> [INSTRUCTIONS TO FOLLOW] Please rewrite the records from the line with "363, 492, 377]" to the line with "211, 277, 244]", both included, as a numbered list, leaving out any blank lines.

> [DATA]
+===+

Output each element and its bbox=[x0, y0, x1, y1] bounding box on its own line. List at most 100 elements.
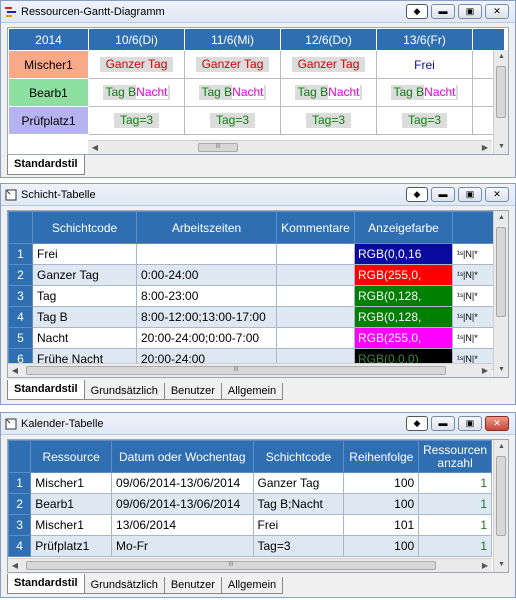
horizontal-scrollbar[interactable]: ◀ III ▶ bbox=[8, 363, 492, 377]
resource-label[interactable]: Mischer1 bbox=[8, 50, 89, 79]
column-header[interactable]: Ressource bbox=[30, 440, 113, 473]
gantt-cell[interactable]: Frei bbox=[376, 50, 473, 79]
tab-standardstil[interactable]: Standardstil bbox=[7, 155, 85, 175]
scroll-right-icon[interactable]: ▶ bbox=[478, 141, 492, 154]
tab-benutzer[interactable]: Benutzer bbox=[163, 577, 222, 594]
gantt-cell[interactable]: Tag BNacht bbox=[280, 78, 377, 107]
resource-label[interactable]: Prüfplatz1 bbox=[8, 106, 89, 135]
tab-benutzer[interactable]: Benutzer bbox=[163, 383, 222, 400]
horizontal-scrollbar[interactable]: ◀ III ▶ bbox=[88, 140, 492, 154]
scroll-up-icon[interactable]: ▲ bbox=[494, 211, 508, 225]
minimize-button[interactable]: ▬ bbox=[431, 4, 455, 19]
corner-header bbox=[8, 211, 33, 244]
schicht-grid: Schichtcode Arbeitszeiten Kommentare Anz… bbox=[7, 210, 509, 378]
gantt-cell[interactable]: Tag=3 bbox=[376, 106, 473, 135]
vertical-scrollbar[interactable]: ▲ ▼ bbox=[493, 211, 508, 377]
gantt-cell[interactable]: Tag=3 bbox=[280, 106, 377, 135]
kalender-tabs: Standardstil Grundsätzlich Benutzer Allg… bbox=[7, 574, 284, 594]
kalender-window: Kalender-Tabelle ◆ ▬ ▣ ✕ Ressource Datum… bbox=[0, 412, 516, 598]
vertical-scrollbar[interactable]: ▲ ▼ bbox=[493, 50, 508, 154]
scroll-left-icon[interactable]: ◀ bbox=[8, 364, 22, 377]
table-row[interactable]: 2 Ganzer Tag 0:00-24:00 RGB(255,0, ¹ˢ|N|… bbox=[8, 264, 508, 286]
gantt-cell[interactable]: Tag=3 bbox=[184, 106, 281, 135]
gantt-cell[interactable]: Ganzer Tag bbox=[184, 50, 281, 79]
date-header[interactable]: 12/6(Do) bbox=[280, 28, 377, 51]
scroll-down-icon[interactable]: ▼ bbox=[494, 363, 508, 377]
window-title: Kalender-Tabelle bbox=[21, 417, 104, 430]
tab-grundsaetzlich[interactable]: Grundsätzlich bbox=[83, 383, 165, 400]
horizontal-scrollbar[interactable]: ◀ III ▶ bbox=[8, 558, 492, 572]
gantt-app-icon bbox=[5, 6, 16, 17]
table-row[interactable]: 2 Bearb1 09/06/2014-13/06/2014 Tag B;Nac… bbox=[8, 493, 492, 515]
scroll-left-icon[interactable]: ◀ bbox=[88, 141, 102, 154]
column-header[interactable]: Arbeitszeiten bbox=[136, 211, 277, 244]
table-row[interactable]: 1 Frei RGB(0,0,16 ¹ˢ|N|* bbox=[8, 243, 508, 265]
column-header[interactable]: Reihenfolge bbox=[343, 440, 420, 473]
window-title: Schicht-Tabelle bbox=[21, 188, 96, 201]
tab-standardstil[interactable]: Standardstil bbox=[7, 380, 85, 400]
gantt-grid: 2014 10/6(Di) 11/6(Mi) 12/6(Do) 13/6(Fr)… bbox=[7, 27, 509, 155]
scroll-thumb[interactable] bbox=[496, 66, 506, 118]
gantt-cell[interactable]: Tag=3 bbox=[88, 106, 185, 135]
scroll-down-icon[interactable]: ▼ bbox=[494, 558, 508, 572]
close-button[interactable]: ✕ bbox=[485, 4, 509, 19]
scroll-up-icon[interactable]: ▲ bbox=[494, 440, 508, 454]
close-button[interactable]: ✕ bbox=[485, 416, 509, 431]
column-header[interactable]: Kommentare bbox=[276, 211, 355, 244]
date-header[interactable]: 11/6(Mi) bbox=[184, 28, 281, 51]
scroll-right-icon[interactable]: ▶ bbox=[478, 364, 492, 377]
tab-allgemein[interactable]: Allgemein bbox=[220, 383, 284, 400]
column-header[interactable]: Ressourcen anzahl bbox=[418, 440, 492, 473]
table-app-icon bbox=[5, 189, 17, 200]
option-icon[interactable]: ◆ bbox=[406, 4, 428, 19]
scroll-right-icon[interactable]: ▶ bbox=[478, 559, 492, 572]
scroll-thumb[interactable] bbox=[496, 456, 506, 536]
gantt-cell[interactable]: Ganzer Tag bbox=[280, 50, 377, 79]
vertical-scrollbar[interactable]: ▲ ▼ bbox=[493, 440, 508, 572]
kalender-titlebar[interactable]: Kalender-Tabelle ◆ ▬ ▣ ✕ bbox=[1, 413, 515, 435]
table-row[interactable]: 3 Tag 8:00-23:00 RGB(0,128, ¹ˢ|N|* bbox=[8, 285, 508, 307]
corner-header bbox=[8, 440, 32, 473]
scroll-down-icon[interactable]: ▼ bbox=[494, 140, 508, 154]
gantt-titlebar[interactable]: Ressourcen-Gantt-Diagramm ◆ ▬ ▣ ✕ bbox=[1, 1, 515, 23]
minimize-button[interactable]: ▬ bbox=[431, 416, 455, 431]
scroll-left-icon[interactable]: ◀ bbox=[8, 559, 22, 572]
gantt-cell[interactable]: Ganzer Tag bbox=[88, 50, 185, 79]
tab-allgemein[interactable]: Allgemein bbox=[220, 577, 284, 594]
scroll-thumb[interactable] bbox=[496, 227, 506, 317]
scroll-thumb[interactable]: III bbox=[26, 561, 436, 570]
scroll-thumb[interactable]: III bbox=[198, 143, 238, 152]
gantt-cell[interactable]: Tag BNacht bbox=[184, 78, 281, 107]
maximize-button[interactable]: ▣ bbox=[458, 187, 482, 202]
scroll-thumb[interactable]: III bbox=[26, 366, 446, 375]
column-header[interactable]: Anzeigefarbe bbox=[354, 211, 453, 244]
scroll-up-icon[interactable]: ▲ bbox=[494, 50, 508, 64]
table-app-icon bbox=[5, 418, 17, 429]
column-header[interactable]: Schichtcode bbox=[32, 211, 137, 244]
column-header[interactable]: Schichtcode bbox=[252, 440, 345, 473]
table-row[interactable]: 3 Mischer1 13/06/2014 Frei 101 1 bbox=[8, 514, 492, 536]
kalender-grid: Ressource Datum oder Wochentag Schichtco… bbox=[7, 439, 509, 573]
gantt-window: Ressourcen-Gantt-Diagramm ◆ ▬ ▣ ✕ 2014 1… bbox=[0, 0, 516, 178]
gantt-cell[interactable]: Tag BNacht bbox=[88, 78, 185, 107]
maximize-button[interactable]: ▣ bbox=[458, 416, 482, 431]
option-icon[interactable]: ◆ bbox=[406, 187, 428, 202]
schicht-tabs: Standardstil Grundsätzlich Benutzer Allg… bbox=[7, 380, 284, 400]
option-icon[interactable]: ◆ bbox=[406, 416, 428, 431]
maximize-button[interactable]: ▣ bbox=[458, 4, 482, 19]
date-header[interactable]: 13/6(Fr) bbox=[376, 28, 473, 51]
tab-grundsaetzlich[interactable]: Grundsätzlich bbox=[83, 577, 165, 594]
table-row[interactable]: 5 Nacht 20:00-24:00;0:00-7:00 RGB(255,0,… bbox=[8, 327, 508, 349]
gantt-cell[interactable]: Tag BNacht bbox=[376, 78, 473, 107]
schicht-titlebar[interactable]: Schicht-Tabelle ◆ ▬ ▣ ✕ bbox=[1, 184, 515, 206]
table-row[interactable]: 1 Mischer1 09/06/2014-13/06/2014 Ganzer … bbox=[8, 472, 492, 494]
close-button[interactable]: ✕ bbox=[485, 187, 509, 202]
window-title: Ressourcen-Gantt-Diagramm bbox=[21, 5, 165, 18]
date-header[interactable]: 10/6(Di) bbox=[88, 28, 185, 51]
resource-label[interactable]: Bearb1 bbox=[8, 78, 89, 107]
column-header[interactable]: Datum oder Wochentag bbox=[111, 440, 254, 473]
minimize-button[interactable]: ▬ bbox=[431, 187, 455, 202]
table-row[interactable]: 4 Prüfplatz1 Mo-Fr Tag=3 100 1 bbox=[8, 535, 492, 557]
tab-standardstil[interactable]: Standardstil bbox=[7, 574, 85, 594]
table-row[interactable]: 4 Tag B 8:00-12:00;13:00-17:00 RGB(0,128… bbox=[8, 306, 508, 328]
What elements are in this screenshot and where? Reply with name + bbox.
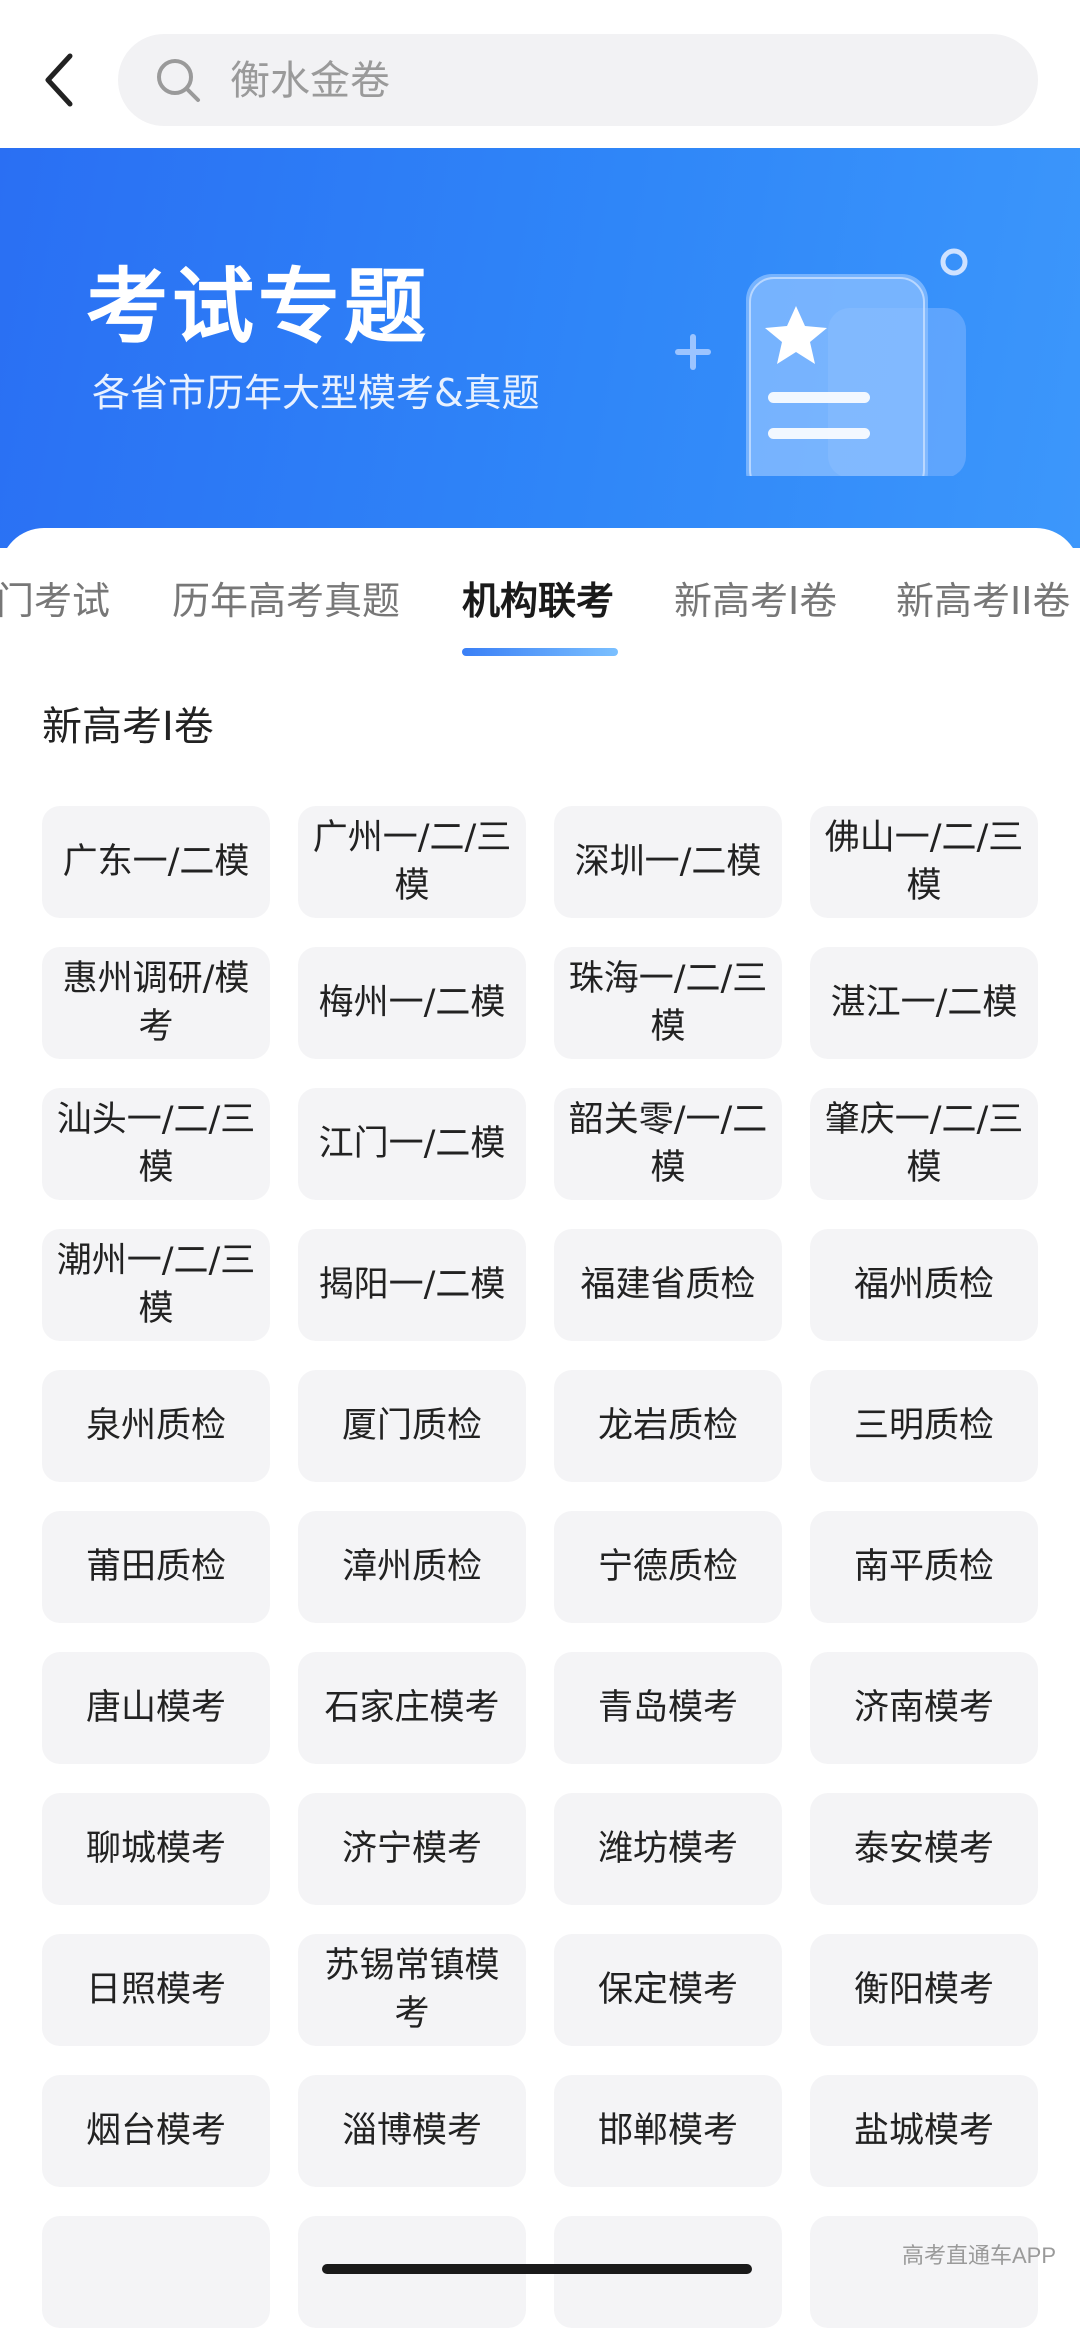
exam-tile[interactable]: 青岛模考 [554, 1652, 782, 1764]
exam-tile[interactable]: 盐城模考 [810, 2075, 1038, 2187]
exam-tile[interactable]: 聊城模考 [42, 1793, 270, 1905]
exam-tile[interactable]: 泰安模考 [810, 1793, 1038, 1905]
chevron-left-icon [45, 53, 73, 107]
tab-popular-exams[interactable]: 门考试 [0, 570, 110, 625]
exam-tile[interactable]: 三明质检 [810, 1370, 1038, 1482]
exam-tile[interactable]: 唐山模考 [42, 1652, 270, 1764]
exam-tile[interactable]: 深圳一/二模 [554, 806, 782, 918]
tab-institution-joint[interactable]: 机构联考 [462, 570, 614, 625]
exam-tile[interactable]: 潮州一/二/三模 [42, 1229, 270, 1341]
exam-tile[interactable]: 广东一/二模 [42, 806, 270, 918]
exam-tile[interactable]: 潍坊模考 [554, 1793, 782, 1905]
content-panel: 门考试 历年高考真题 机构联考 新高考I卷 新高考II卷 新高考I卷 广东一/二… [0, 528, 1080, 2328]
tab-past-gaokao[interactable]: 历年高考真题 [172, 570, 400, 625]
tab-bar: 门考试 历年高考真题 机构联考 新高考I卷 新高考II卷 [0, 548, 1080, 658]
search-icon [157, 59, 200, 102]
home-indicator [322, 2264, 752, 2274]
exam-tile[interactable]: 福建省质检 [554, 1229, 782, 1341]
exam-tile[interactable]: 宁德质检 [554, 1511, 782, 1623]
exam-tile[interactable] [810, 2216, 1038, 2328]
exam-tile[interactable]: 揭阳一/二模 [298, 1229, 526, 1341]
exam-tile[interactable]: 日照模考 [42, 1934, 270, 2046]
exam-tile[interactable]: 济宁模考 [298, 1793, 526, 1905]
section-title: 新高考I卷 [42, 704, 214, 750]
exam-tile[interactable]: 泉州质检 [42, 1370, 270, 1482]
tab-new-gaokao-1[interactable]: 新高考I卷 [674, 570, 837, 625]
back-button[interactable] [36, 48, 84, 112]
exam-tile[interactable]: 邯郸模考 [554, 2075, 782, 2187]
tab-new-gaokao-2[interactable]: 新高考II卷 [896, 570, 1070, 625]
top-bar [0, 0, 1080, 148]
exam-tile[interactable]: 厦门质检 [298, 1370, 526, 1482]
watermark: 高考直通车APP [902, 2243, 1057, 2268]
document-star-icon [675, 248, 968, 476]
exam-tile[interactable]: 福州质检 [810, 1229, 1038, 1341]
exam-tile[interactable]: 汕头一/二/三模 [42, 1088, 270, 1200]
banner-subtitle: 各省市历年大型模考&真题 [92, 371, 540, 415]
active-tab-indicator [462, 648, 618, 656]
exam-tile[interactable]: 江门一/二模 [298, 1088, 526, 1200]
exam-tile[interactable]: 广州一/二/三模 [298, 806, 526, 918]
exam-tile[interactable]: 石家庄模考 [298, 1652, 526, 1764]
exam-topic-banner: 考试专题 各省市历年大型模考&真题 [0, 148, 1080, 548]
exam-tile[interactable] [42, 2216, 270, 2328]
exam-tile[interactable]: 济南模考 [810, 1652, 1038, 1764]
exam-tile[interactable]: 苏锡常镇模考 [298, 1934, 526, 2046]
exam-tile[interactable]: 龙岩质检 [554, 1370, 782, 1482]
exam-tile[interactable]: 惠州调研/模考 [42, 947, 270, 1059]
search-bar[interactable] [118, 34, 1038, 128]
exam-tile[interactable]: 梅州一/二模 [298, 947, 526, 1059]
exam-tile[interactable]: 南平质检 [810, 1511, 1038, 1623]
search-input[interactable] [228, 34, 992, 128]
exam-tile[interactable]: 漳州质检 [298, 1511, 526, 1623]
exam-tile[interactable]: 珠海一/二/三模 [554, 947, 782, 1059]
exam-tile[interactable]: 莆田质检 [42, 1511, 270, 1623]
exam-tile[interactable]: 淄博模考 [298, 2075, 526, 2187]
exam-tile[interactable]: 烟台模考 [42, 2075, 270, 2187]
banner-title: 考试专题 [86, 260, 431, 355]
exam-tile[interactable]: 衡阳模考 [810, 1934, 1038, 2046]
exam-tile[interactable]: 肇庆一/二/三模 [810, 1088, 1038, 1200]
exam-tile[interactable]: 佛山一/二/三模 [810, 806, 1038, 918]
exam-tile[interactable]: 保定模考 [554, 1934, 782, 2046]
exam-tile[interactable]: 韶关零/一/二模 [554, 1088, 782, 1200]
exam-tile[interactable]: 湛江一/二模 [810, 947, 1038, 1059]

+===+

> [OUTPUT FOR THIS EXERCISE]
1. horizontal-scrollbar[interactable]: ◀ III ▶ bbox=[8, 363, 492, 377]
2. resource-label[interactable]: Mischer1 bbox=[8, 50, 89, 79]
3. column-header[interactable]: Ressource bbox=[30, 440, 113, 473]
4. gantt-cell[interactable]: Frei bbox=[376, 50, 473, 79]
5. tab-standardstil[interactable]: Standardstil bbox=[7, 155, 85, 175]
6. scroll-right-icon[interactable]: ▶ bbox=[478, 141, 492, 154]
7. tab-benutzer[interactable]: Benutzer bbox=[163, 577, 222, 594]
8. gantt-cell[interactable]: Tag BNacht bbox=[280, 78, 377, 107]
9. resource-label[interactable]: Prüfplatz1 bbox=[8, 106, 89, 135]
10. tab-benutzer[interactable]: Benutzer bbox=[163, 383, 222, 400]
11. horizontal-scrollbar[interactable]: ◀ III ▶ bbox=[88, 140, 492, 154]
12. scroll-up-icon[interactable]: ▲ bbox=[494, 211, 508, 225]
13. minimize-button[interactable]: ▬ bbox=[431, 4, 455, 19]
14. corner-header bbox=[8, 211, 33, 244]
15. schicht-grid: Schichtcode Arbeitszeiten Kommentare Anz… bbox=[7, 210, 509, 378]
16. gantt-cell[interactable]: Tag=3 bbox=[376, 106, 473, 135]
17. vertical-scrollbar[interactable]: ▲ ▼ bbox=[493, 211, 508, 377]
18. gantt-cell[interactable]: Tag=3 bbox=[280, 106, 377, 135]
19. kalender-tabs: Standardstil Grundsätzlich Benutzer Allg… bbox=[7, 574, 284, 594]
20. kalender-window: Kalender-Tabelle ◆ ▬ ▣ ✕ Ressource Datum… bbox=[0, 412, 516, 598]
21. vertical-scrollbar[interactable]: ▲ ▼ bbox=[493, 50, 508, 154]
22. scroll-left-icon[interactable]: ◀ bbox=[8, 364, 22, 377]
23. table-row[interactable]: 2 Ganzer Tag 0:00-24:00 RGB(255,0, ¹ˢ|N|… bbox=[8, 264, 508, 286]
24. gantt-cell[interactable]: Tag=3 bbox=[184, 106, 281, 135]
25. gantt-cell[interactable]: Ganzer Tag bbox=[184, 50, 281, 79]
26. date-header[interactable]: 12/6(Do) bbox=[280, 28, 377, 51]
27. scroll-down-icon[interactable]: ▼ bbox=[494, 363, 508, 377]
28. window-title: Kalender-Tabelle bbox=[21, 417, 104, 430]
29. tab-grundsaetzlich[interactable]: Grundsätzlich bbox=[83, 383, 165, 400]
30. horizontal-scrollbar[interactable]: ◀ III ▶ bbox=[8, 558, 492, 572]
31. gantt-app-icon bbox=[5, 6, 16, 17]
32. table-row[interactable]: 2 Bearb1 09/06/2014-13/06/2014 Tag B;Nac… bbox=[8, 493, 492, 515]
33. scroll-left-icon[interactable]: ◀ bbox=[88, 141, 102, 154]
34. column-header[interactable]: Arbeitszeiten bbox=[136, 211, 277, 244]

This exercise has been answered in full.